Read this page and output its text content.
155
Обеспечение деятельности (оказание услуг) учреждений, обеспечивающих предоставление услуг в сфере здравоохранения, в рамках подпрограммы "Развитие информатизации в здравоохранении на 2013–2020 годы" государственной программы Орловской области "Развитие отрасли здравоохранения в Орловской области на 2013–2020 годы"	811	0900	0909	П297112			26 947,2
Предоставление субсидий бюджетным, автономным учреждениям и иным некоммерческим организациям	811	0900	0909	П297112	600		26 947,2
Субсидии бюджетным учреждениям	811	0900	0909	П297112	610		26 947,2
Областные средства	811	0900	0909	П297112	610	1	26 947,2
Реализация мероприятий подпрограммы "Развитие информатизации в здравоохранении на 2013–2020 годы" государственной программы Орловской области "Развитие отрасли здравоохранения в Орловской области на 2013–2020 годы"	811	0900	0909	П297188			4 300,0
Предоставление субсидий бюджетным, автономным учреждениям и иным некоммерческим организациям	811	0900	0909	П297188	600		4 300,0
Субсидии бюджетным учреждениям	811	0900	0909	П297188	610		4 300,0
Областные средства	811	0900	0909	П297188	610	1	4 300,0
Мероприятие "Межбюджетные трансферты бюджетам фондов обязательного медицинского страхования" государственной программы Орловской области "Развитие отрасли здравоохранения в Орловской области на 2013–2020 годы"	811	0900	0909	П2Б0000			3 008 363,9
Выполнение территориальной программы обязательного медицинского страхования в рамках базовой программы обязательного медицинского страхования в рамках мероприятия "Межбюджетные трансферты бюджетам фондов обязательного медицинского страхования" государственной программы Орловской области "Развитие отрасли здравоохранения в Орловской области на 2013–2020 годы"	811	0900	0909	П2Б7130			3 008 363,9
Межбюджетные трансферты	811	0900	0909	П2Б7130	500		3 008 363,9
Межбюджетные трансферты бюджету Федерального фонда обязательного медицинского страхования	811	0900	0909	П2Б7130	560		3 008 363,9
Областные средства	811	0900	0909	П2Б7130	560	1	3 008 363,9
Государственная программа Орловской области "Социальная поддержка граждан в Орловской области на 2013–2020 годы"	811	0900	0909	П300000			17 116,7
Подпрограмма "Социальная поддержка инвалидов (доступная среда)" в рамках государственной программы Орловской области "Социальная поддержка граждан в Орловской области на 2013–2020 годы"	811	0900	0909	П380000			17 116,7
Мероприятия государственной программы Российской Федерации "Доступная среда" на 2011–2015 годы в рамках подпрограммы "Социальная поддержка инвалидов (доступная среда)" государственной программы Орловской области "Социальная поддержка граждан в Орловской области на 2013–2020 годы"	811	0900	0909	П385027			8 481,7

• • •

Goal of the exercise:
Extract the complete set of records unchanged.

Solution to this problem:
Read this page and output its text content.
155
Обеспечение деятельности (оказание услуг) учреждений, обеспечивающих предоставление услуг в сфере здравоохранения, в рамках подпрограммы "Развитие информатизации в здравоохранении на 2013–2020 годы" государственной программы Орловской области "Развитие отрасли здравоохранения в Орловской области на 2013–2020 годы"	811	0900	0909	П297112			26 947,2
Предоставление субсидий бюджетным, автономным учреждениям и иным некоммерческим организациям	811	0900	0909	П297112	600		26 947,2
Субсидии бюджетным учреждениям	811	0900	0909	П297112	610		26 947,2
Областные средства	811	0900	0909	П297112	610	1	26 947,2
Реализация мероприятий подпрограммы "Развитие информатизации в здравоохранении на 2013–2020 годы" государственной программы Орловской области "Развитие отрасли здравоохранения в Орловской области на 2013–2020 годы"	811	0900	0909	П297188			4 300,0
Предоставление субсидий бюджетным, автономным учреждениям и иным некоммерческим организациям	811	0900	0909	П297188	600		4 300,0
Субсидии бюджетным учреждениям	811	0900	0909	П297188	610		4 300,0
Областные средства	811	0900	0909	П297188	610	1	4 300,0
Мероприятие "Межбюджетные трансферты бюджетам фондов обязательного медицинского страхования" государственной программы Орловской области "Развитие отрасли здравоохранения в Орловской области на 2013–2020 годы"	811	0900	0909	П2Б0000			3 008 363,9
Выполнение территориальной программы обязательного медицинского страхования в рамках базовой программы обязательного медицинского страхования в рамках мероприятия "Межбюджетные трансферты бюджетам фондов обязательного медицинского страхования" государственной программы Орловской области "Развитие отрасли здравоохранения в Орловской области на 2013–2020 годы"	811	0900	0909	П2Б7130			3 008 363,9
Межбюджетные трансферты	811	0900	0909	П2Б7130	500		3 008 363,9
Межбюджетные трансферты бюджету Федерального фонда обязательного медицинского страхования	811	0900	0909	П2Б7130	560		3 008 363,9
Областные средства	811	0900	0909	П2Б7130	560	1	3 008 363,9
Государственная программа Орловской области "Социальная поддержка граждан в Орловской области на 2013–2020 годы"	811	0900	0909	П300000			17 116,7
Подпрограмма "Социальная поддержка инвалидов (доступная среда)" в рамках государственной программы Орловской области "Социальная поддержка граждан в Орловской области на 2013–2020 годы"	811	0900	0909	П380000			17 116,7
Мероприятия государственной программы Российской Федерации "Доступная среда" на 2011–2015 годы в рамках подпрограммы "Социальная поддержка инвалидов (доступная среда)" государственной программы Орловской области "Социальная поддержка граждан в Орловской области на 2013–2020 годы"	811	0900	0909	П385027			8 481,7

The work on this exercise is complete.